### AIM
Print every record below exactly as written.

### Collected data entries
########################################

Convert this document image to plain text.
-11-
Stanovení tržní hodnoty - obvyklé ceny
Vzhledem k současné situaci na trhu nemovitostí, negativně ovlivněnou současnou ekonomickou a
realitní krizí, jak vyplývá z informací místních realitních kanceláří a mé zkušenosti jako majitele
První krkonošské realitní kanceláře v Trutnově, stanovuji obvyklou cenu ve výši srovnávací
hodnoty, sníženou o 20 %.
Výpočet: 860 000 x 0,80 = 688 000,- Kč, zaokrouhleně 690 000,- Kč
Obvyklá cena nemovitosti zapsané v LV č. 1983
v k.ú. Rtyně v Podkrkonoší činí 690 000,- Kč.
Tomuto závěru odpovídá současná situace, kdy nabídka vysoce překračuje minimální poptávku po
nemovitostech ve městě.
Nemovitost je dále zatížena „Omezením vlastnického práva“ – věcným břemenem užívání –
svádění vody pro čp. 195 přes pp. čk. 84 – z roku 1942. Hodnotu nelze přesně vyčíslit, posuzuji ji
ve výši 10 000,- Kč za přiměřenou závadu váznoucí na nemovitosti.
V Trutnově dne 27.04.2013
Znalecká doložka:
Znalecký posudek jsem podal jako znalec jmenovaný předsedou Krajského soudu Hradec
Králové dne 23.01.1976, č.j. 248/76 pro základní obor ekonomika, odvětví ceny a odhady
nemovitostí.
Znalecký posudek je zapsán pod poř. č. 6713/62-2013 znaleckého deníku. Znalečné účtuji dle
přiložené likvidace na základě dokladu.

########################################

### TASK RESPONSE
Convert this document image to plain text.
-11-
Stanovení tržní hodnoty - obvyklé ceny
Vzhledem k současné situaci na trhu nemovitostí, negativně ovlivněnou současnou ekonomickou a
realitní krizí, jak vyplývá z informací místních realitních kanceláří a mé zkušenosti jako majitele
První krkonošské realitní kanceláře v Trutnově, stanovuji obvyklou cenu ve výši srovnávací
hodnoty, sníženou o 20 %.
Výpočet: 860 000 x 0,80 = 688 000,- Kč, zaokrouhleně 690 000,- Kč
Obvyklá cena nemovitosti zapsané v LV č. 1983
v k.ú. Rtyně v Podkrkonoší činí 690 000,- Kč.
Tomuto závěru odpovídá současná situace, kdy nabídka vysoce překračuje minimální poptávku po
nemovitostech ve městě.
Nemovitost je dále zatížena „Omezením vlastnického práva“ – věcným břemenem užívání –
svádění vody pro čp. 195 přes pp. čk. 84 – z roku 1942. Hodnotu nelze přesně vyčíslit, posuzuji ji
ve výši 10 000,- Kč za přiměřenou závadu váznoucí na nemovitosti.
V Trutnově dne 27.04.2013
Znalecká doložka:
Znalecký posudek jsem podal jako znalec jmenovaný předsedou Krajského soudu Hradec
Králové dne 23.01.1976, č.j. 248/76 pro základní obor ekonomika, odvětví ceny a odhady
nemovitostí.
Znalecký posudek je zapsán pod poř. č. 6713/62-2013 znaleckého deníku. Znalečné účtuji dle
přiložené likvidace na základě dokladu.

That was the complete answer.